Exercise
Retype the whole listing verbatim and keep the pictures out of it.
%%
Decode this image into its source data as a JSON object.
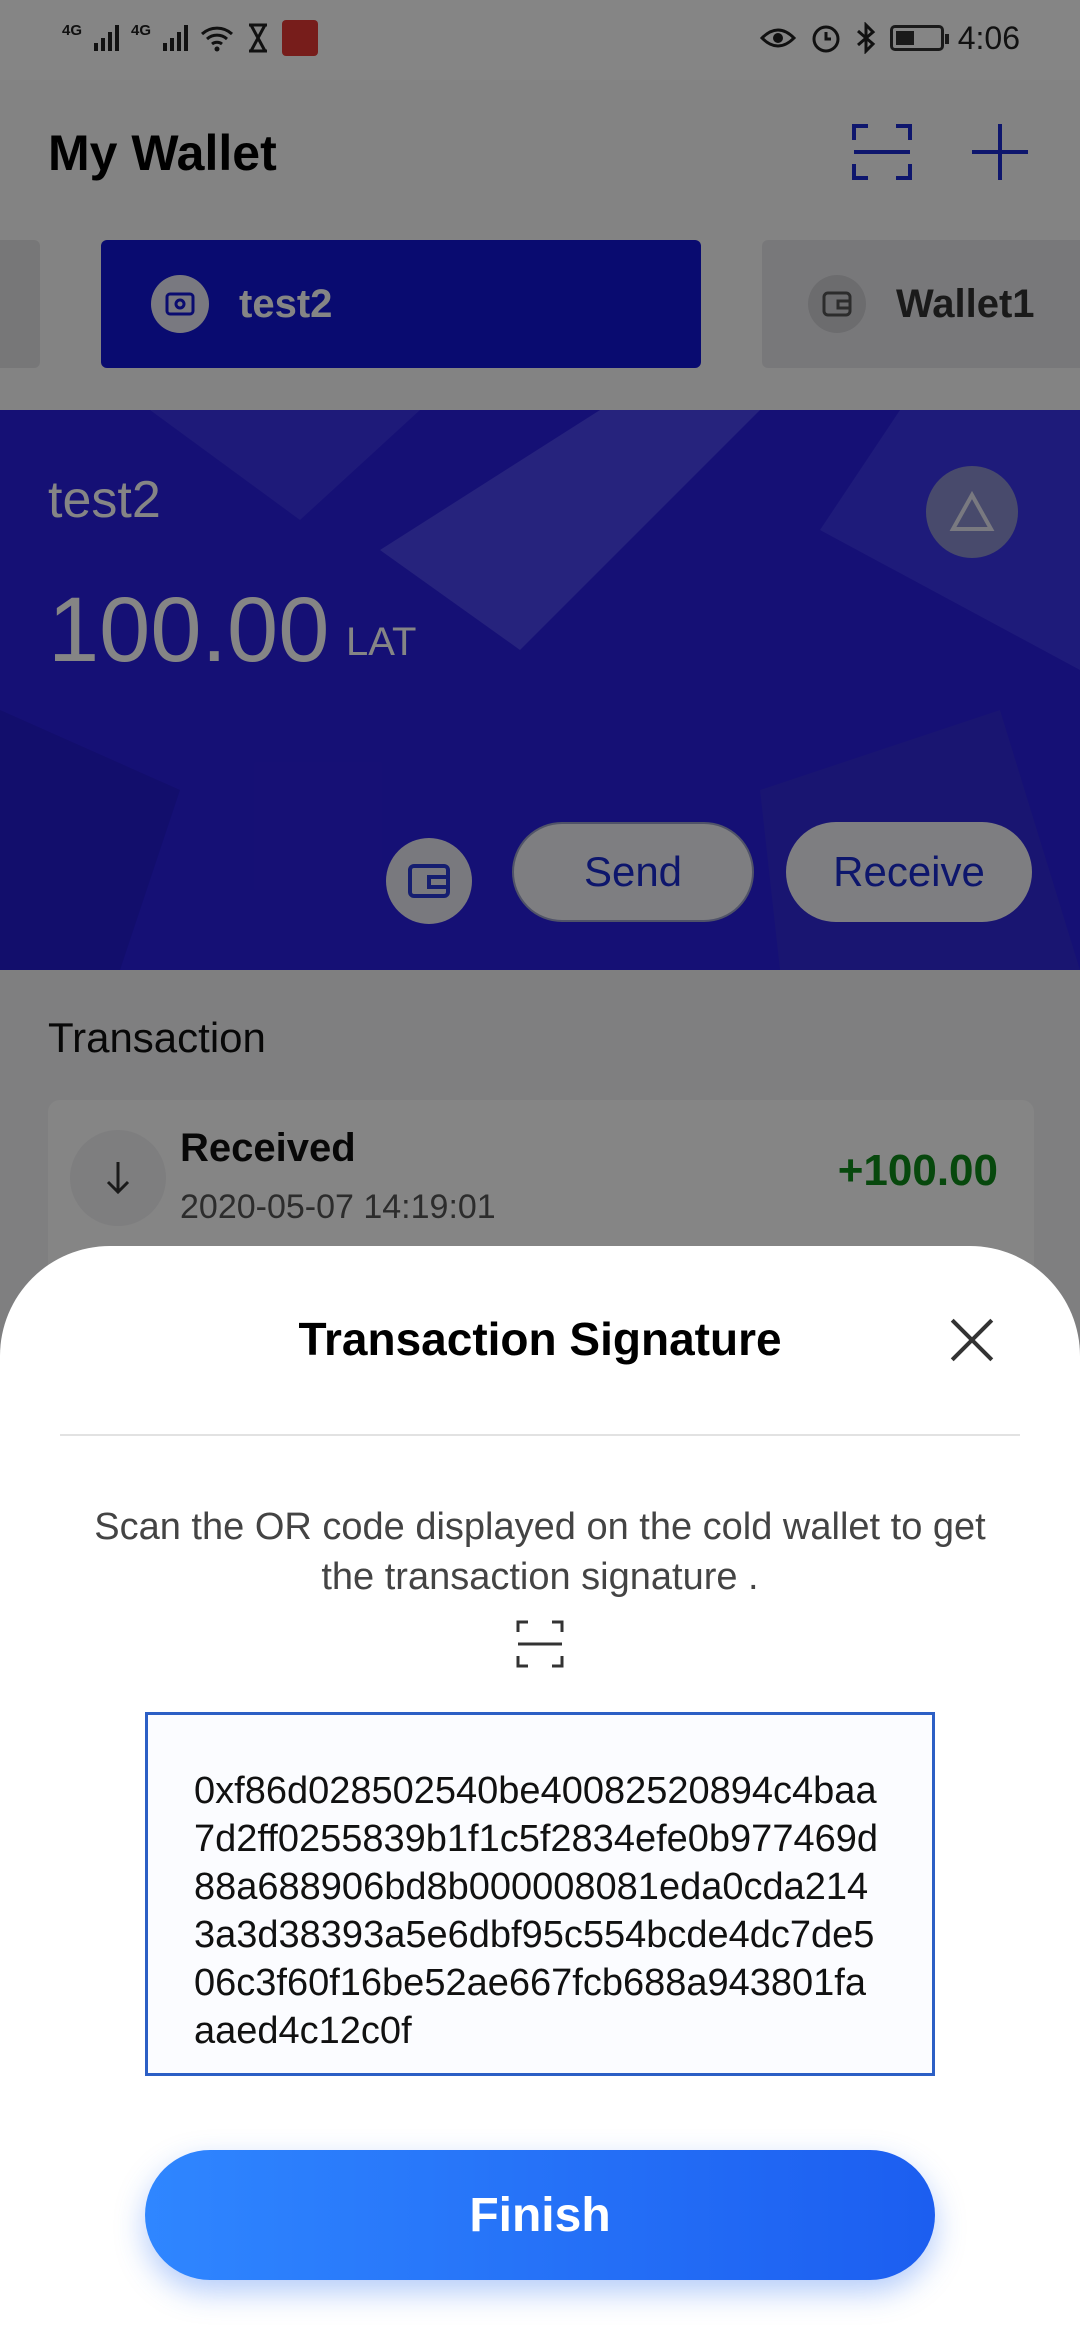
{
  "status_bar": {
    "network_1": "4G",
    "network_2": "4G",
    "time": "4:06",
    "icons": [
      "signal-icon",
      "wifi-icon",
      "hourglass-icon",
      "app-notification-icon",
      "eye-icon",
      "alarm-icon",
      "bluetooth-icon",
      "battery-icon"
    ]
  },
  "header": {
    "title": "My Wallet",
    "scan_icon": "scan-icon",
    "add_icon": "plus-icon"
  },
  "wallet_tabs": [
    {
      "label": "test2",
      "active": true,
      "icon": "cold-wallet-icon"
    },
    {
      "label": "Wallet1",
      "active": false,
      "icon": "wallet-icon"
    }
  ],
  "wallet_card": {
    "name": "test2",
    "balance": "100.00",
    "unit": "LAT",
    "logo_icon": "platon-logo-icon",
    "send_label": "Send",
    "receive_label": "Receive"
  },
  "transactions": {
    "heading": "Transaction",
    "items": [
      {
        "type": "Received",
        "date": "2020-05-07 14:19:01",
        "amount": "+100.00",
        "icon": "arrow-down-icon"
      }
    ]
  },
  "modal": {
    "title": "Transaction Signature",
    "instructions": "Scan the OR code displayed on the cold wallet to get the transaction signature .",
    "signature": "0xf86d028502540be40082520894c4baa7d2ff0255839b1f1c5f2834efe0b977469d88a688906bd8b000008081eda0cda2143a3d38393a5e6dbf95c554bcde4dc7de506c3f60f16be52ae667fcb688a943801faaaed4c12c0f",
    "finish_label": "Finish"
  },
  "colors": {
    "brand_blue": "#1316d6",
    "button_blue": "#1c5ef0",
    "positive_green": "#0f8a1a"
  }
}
%%
Finished task
Decode this image into its source data as a JSON object.
{
  "status_bar": {
    "network_1": "4G",
    "network_2": "4G",
    "time": "4:06",
    "icons": [
      "signal-icon",
      "wifi-icon",
      "hourglass-icon",
      "app-notification-icon",
      "eye-icon",
      "alarm-icon",
      "bluetooth-icon",
      "battery-icon"
    ]
  },
  "header": {
    "title": "My Wallet",
    "scan_icon": "scan-icon",
    "add_icon": "plus-icon"
  },
  "wallet_tabs": [
    {
      "label": "test2",
      "active": true,
      "icon": "cold-wallet-icon"
    },
    {
      "label": "Wallet1",
      "active": false,
      "icon": "wallet-icon"
    }
  ],
  "wallet_card": {
    "name": "test2",
    "balance": "100.00",
    "unit": "LAT",
    "logo_icon": "platon-logo-icon",
    "send_label": "Send",
    "receive_label": "Receive"
  },
  "transactions": {
    "heading": "Transaction",
    "items": [
      {
        "type": "Received",
        "date": "2020-05-07 14:19:01",
        "amount": "+100.00",
        "icon": "arrow-down-icon"
      }
    ]
  },
  "modal": {
    "title": "Transaction Signature",
    "instructions": "Scan the OR code displayed on the cold wallet to get the transaction signature .",
    "signature": "0xf86d028502540be40082520894c4baa7d2ff0255839b1f1c5f2834efe0b977469d88a688906bd8b000008081eda0cda2143a3d38393a5e6dbf95c554bcde4dc7de506c3f60f16be52ae667fcb688a943801faaaed4c12c0f",
    "finish_label": "Finish"
  },
  "colors": {
    "brand_blue": "#1316d6",
    "button_blue": "#1c5ef0",
    "positive_green": "#0f8a1a"
  }
}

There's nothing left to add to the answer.